> SUPPLIED MATERIAL
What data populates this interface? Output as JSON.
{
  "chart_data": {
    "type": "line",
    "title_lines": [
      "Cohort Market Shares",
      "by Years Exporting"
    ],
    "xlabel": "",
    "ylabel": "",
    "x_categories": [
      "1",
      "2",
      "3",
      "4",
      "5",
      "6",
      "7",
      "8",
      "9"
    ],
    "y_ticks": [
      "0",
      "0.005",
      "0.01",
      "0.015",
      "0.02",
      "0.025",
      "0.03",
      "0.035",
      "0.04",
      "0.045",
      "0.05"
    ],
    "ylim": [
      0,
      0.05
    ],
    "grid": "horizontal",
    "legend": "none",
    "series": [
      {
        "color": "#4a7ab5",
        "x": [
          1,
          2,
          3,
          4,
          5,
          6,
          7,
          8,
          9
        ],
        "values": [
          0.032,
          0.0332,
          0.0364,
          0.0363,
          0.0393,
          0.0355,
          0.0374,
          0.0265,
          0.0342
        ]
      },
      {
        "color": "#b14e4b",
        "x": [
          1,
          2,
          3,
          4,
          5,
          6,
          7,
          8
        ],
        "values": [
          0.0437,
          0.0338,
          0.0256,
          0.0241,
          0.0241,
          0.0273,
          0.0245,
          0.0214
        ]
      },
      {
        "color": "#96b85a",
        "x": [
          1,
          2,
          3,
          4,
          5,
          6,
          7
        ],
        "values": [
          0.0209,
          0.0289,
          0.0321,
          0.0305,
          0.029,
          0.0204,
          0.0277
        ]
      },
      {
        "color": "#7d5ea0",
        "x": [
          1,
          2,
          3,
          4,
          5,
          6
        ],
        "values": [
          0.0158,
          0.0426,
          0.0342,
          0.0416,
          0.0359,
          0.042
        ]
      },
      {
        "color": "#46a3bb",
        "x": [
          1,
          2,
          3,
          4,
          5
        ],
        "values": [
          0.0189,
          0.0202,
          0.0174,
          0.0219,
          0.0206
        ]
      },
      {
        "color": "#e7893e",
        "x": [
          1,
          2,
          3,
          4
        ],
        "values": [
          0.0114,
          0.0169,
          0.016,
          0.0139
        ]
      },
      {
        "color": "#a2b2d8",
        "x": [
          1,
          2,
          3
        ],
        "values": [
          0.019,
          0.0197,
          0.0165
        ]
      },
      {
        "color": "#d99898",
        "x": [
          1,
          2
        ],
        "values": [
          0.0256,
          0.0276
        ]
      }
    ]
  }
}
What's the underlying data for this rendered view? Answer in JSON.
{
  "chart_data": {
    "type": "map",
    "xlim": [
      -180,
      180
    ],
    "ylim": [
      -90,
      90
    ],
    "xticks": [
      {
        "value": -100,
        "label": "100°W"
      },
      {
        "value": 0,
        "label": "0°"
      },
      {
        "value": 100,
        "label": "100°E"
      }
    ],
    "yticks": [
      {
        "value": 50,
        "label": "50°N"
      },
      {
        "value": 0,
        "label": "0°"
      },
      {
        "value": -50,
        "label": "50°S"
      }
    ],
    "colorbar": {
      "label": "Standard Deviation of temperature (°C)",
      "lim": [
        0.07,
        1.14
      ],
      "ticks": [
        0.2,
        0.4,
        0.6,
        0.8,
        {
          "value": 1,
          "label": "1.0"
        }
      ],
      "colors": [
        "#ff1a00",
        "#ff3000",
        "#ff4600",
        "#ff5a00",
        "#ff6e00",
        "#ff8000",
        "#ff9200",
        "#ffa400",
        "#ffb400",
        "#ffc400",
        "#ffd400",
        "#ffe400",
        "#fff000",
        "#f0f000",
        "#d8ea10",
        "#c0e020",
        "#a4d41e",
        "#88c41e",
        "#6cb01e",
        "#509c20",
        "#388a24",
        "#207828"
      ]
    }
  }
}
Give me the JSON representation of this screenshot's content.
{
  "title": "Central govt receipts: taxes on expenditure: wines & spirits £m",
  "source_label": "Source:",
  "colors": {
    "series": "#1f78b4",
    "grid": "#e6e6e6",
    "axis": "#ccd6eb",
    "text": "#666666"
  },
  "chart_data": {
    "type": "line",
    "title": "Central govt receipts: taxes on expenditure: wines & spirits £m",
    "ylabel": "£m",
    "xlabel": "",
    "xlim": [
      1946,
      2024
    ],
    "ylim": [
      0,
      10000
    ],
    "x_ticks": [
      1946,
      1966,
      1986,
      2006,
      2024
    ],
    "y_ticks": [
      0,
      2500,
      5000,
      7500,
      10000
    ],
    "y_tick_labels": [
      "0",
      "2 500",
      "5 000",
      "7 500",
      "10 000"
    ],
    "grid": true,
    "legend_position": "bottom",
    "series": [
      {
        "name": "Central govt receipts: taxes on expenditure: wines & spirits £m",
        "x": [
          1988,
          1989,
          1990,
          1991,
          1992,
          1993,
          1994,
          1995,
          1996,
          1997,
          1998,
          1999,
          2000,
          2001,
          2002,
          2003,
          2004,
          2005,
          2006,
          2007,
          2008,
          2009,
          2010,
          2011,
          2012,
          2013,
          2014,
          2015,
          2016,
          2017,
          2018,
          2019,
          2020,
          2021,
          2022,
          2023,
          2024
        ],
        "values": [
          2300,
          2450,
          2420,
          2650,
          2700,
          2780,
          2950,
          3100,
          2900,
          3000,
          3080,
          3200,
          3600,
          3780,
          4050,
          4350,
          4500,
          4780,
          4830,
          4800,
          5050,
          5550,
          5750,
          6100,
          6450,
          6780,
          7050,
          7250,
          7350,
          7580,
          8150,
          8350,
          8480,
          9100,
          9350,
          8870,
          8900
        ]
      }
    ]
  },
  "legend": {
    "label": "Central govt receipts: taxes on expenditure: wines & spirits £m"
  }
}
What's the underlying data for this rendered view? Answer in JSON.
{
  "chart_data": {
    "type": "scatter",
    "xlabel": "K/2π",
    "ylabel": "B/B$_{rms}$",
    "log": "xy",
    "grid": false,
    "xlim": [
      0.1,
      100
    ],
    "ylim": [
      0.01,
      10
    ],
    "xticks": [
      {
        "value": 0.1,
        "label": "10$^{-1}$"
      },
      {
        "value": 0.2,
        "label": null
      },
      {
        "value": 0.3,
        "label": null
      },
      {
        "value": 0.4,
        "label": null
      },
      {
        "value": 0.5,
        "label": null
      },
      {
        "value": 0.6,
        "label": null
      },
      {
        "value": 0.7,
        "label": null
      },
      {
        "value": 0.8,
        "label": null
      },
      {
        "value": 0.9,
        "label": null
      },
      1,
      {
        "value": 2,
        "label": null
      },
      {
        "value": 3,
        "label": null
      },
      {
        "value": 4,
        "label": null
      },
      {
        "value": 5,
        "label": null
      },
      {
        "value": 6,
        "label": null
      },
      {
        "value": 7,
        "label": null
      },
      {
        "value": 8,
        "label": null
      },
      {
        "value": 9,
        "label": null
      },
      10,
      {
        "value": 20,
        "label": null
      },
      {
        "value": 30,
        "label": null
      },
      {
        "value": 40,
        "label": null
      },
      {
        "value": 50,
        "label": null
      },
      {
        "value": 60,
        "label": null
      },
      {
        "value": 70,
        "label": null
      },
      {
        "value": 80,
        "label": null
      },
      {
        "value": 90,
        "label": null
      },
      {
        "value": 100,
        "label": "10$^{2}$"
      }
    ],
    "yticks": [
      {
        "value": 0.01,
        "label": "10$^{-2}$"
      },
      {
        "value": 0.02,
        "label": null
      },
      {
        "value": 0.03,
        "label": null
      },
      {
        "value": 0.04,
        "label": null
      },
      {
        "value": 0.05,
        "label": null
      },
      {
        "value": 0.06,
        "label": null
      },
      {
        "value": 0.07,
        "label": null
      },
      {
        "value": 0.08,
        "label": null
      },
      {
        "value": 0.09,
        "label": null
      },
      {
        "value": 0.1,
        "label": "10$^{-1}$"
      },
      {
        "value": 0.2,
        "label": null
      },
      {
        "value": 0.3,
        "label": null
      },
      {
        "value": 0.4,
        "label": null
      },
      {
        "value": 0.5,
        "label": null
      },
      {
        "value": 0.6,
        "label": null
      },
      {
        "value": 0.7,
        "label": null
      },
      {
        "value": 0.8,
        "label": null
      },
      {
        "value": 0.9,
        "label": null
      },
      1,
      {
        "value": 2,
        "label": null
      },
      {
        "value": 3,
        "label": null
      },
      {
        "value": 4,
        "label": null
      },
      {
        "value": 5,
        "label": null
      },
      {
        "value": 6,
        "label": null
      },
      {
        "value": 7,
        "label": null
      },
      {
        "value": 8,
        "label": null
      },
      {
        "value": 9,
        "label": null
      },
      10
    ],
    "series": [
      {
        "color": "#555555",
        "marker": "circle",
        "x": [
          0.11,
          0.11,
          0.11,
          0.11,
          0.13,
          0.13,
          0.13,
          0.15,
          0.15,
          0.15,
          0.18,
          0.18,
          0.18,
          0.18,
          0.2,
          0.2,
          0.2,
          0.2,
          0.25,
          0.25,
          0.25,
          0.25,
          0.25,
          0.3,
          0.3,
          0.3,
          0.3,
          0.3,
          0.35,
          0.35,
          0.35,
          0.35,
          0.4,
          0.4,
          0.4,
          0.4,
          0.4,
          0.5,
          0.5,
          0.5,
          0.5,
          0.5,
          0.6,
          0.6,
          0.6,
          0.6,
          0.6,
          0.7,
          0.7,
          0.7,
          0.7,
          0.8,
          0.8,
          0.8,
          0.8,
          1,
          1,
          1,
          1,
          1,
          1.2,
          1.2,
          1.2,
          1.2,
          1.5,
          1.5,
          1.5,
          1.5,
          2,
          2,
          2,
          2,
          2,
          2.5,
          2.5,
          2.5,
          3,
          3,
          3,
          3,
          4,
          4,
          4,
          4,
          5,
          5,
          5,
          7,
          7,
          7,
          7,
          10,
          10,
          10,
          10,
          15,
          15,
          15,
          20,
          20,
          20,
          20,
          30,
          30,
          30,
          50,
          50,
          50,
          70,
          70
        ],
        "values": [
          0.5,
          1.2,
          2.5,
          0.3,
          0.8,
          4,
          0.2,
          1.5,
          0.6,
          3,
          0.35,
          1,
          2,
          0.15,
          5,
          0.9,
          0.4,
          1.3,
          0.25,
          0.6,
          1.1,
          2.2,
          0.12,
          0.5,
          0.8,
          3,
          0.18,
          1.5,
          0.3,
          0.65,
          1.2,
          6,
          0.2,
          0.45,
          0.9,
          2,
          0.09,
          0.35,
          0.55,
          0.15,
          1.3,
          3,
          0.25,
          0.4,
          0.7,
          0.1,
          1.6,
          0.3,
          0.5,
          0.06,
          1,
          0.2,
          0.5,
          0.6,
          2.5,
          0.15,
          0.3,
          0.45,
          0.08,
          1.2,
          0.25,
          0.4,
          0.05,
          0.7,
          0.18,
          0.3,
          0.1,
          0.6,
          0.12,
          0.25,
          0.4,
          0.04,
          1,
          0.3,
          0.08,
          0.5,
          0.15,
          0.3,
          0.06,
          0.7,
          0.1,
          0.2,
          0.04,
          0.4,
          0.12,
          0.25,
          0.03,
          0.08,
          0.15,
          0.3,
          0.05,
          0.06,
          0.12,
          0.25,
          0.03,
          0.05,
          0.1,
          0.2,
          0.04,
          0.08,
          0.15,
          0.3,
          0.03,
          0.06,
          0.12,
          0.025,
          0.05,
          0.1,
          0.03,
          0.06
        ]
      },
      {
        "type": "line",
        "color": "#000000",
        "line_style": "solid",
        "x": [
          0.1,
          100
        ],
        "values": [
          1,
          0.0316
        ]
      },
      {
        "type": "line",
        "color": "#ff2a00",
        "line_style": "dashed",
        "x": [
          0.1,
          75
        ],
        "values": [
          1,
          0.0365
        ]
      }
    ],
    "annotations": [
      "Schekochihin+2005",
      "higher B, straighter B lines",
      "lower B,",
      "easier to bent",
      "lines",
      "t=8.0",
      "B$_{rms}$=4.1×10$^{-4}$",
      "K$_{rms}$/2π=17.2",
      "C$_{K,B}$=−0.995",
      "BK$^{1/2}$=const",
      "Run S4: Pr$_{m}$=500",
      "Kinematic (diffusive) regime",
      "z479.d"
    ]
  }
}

> WRITTEN INSTRUCTION
Gather every line from the entries above where the word "expenditure" appears, and copy them.

> WORKED SOLUTION
  "title": "Central govt receipts: taxes on expenditure: wines & spirits £m",
    "title": "Central govt receipts: taxes on expenditure: wines & spirits £m",
        "name": "Central govt receipts: taxes on expenditure: wines & spirits £m",
    "label": "Central govt receipts: taxes on expenditure: wines & spirits £m"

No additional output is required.